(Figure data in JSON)
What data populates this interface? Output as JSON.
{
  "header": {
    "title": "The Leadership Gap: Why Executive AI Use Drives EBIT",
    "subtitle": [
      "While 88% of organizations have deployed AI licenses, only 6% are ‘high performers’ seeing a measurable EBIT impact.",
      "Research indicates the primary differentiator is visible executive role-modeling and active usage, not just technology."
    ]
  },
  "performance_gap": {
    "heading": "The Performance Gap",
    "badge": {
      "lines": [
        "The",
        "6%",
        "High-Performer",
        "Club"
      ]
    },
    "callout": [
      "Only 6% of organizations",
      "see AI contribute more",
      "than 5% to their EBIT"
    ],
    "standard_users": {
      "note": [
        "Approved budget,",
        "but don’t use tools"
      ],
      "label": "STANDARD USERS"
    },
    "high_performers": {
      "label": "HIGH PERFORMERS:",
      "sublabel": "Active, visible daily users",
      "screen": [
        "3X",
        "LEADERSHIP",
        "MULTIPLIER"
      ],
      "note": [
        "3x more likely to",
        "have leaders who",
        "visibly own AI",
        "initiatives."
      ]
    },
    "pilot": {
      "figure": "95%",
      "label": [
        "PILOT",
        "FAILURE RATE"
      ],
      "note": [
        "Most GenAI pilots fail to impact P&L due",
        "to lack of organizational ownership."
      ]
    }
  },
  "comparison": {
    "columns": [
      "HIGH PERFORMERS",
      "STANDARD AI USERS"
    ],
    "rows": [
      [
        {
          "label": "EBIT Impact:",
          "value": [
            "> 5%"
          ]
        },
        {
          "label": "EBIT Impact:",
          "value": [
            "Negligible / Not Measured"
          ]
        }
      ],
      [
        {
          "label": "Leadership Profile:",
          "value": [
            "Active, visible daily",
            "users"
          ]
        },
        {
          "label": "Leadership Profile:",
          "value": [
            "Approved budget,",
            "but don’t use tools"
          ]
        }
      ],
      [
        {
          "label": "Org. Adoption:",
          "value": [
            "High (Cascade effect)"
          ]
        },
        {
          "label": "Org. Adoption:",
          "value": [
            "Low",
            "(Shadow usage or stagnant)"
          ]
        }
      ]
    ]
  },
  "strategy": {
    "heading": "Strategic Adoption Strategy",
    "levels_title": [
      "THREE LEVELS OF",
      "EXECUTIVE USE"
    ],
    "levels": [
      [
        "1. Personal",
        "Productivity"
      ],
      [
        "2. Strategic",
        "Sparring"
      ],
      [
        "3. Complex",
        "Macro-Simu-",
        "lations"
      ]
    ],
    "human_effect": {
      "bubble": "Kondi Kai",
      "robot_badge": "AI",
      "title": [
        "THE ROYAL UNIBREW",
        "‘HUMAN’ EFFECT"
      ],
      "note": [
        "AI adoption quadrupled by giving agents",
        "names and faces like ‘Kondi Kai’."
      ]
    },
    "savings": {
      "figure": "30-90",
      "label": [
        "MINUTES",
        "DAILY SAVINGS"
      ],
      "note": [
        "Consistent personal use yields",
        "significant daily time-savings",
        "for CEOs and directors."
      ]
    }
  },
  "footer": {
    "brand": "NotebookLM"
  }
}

- Set problem:
Pick out the lines containing the string "Kondi" and show them.

- Exercise solution:
      "bubble": "Kondi Kai",
        "names and faces like ‘Kondi Kai’."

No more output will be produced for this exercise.